Some records:
^^^^

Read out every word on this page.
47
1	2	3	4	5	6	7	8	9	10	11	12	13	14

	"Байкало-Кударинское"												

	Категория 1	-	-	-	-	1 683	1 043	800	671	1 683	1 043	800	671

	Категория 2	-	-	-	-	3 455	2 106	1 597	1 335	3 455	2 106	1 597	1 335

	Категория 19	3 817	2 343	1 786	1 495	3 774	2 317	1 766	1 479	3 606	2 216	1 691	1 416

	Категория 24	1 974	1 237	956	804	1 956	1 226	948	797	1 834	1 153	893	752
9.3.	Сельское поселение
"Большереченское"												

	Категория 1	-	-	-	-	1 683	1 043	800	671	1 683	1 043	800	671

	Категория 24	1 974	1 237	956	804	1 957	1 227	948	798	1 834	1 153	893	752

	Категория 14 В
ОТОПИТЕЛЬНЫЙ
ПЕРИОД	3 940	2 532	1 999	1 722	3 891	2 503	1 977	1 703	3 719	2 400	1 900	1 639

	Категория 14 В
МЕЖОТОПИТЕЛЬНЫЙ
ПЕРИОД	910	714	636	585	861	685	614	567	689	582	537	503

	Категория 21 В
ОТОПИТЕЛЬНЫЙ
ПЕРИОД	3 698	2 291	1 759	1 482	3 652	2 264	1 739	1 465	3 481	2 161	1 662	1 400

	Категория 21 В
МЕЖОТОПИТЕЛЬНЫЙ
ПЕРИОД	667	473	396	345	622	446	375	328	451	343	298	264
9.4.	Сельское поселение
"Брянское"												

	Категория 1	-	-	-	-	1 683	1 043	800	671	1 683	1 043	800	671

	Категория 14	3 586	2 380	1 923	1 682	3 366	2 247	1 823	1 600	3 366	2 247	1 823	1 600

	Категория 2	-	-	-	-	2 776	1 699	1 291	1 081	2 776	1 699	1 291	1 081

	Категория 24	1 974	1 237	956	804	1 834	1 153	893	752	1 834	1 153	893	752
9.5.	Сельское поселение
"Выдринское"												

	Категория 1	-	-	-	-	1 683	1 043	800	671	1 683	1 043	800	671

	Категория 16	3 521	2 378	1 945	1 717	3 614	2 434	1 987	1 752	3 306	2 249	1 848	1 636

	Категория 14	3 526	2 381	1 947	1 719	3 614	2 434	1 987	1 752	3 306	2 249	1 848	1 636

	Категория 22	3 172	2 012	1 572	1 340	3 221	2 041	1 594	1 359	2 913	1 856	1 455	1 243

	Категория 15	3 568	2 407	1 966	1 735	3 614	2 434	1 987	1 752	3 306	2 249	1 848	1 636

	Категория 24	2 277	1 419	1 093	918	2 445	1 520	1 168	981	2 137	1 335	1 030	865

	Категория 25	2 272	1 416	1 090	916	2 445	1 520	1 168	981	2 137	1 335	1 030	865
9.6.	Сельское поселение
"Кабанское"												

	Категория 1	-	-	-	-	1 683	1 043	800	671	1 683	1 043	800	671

^^^^

Reply with nothing but the number of lines that contain the word "ПЕРИОД".

• [Solution for this task] 4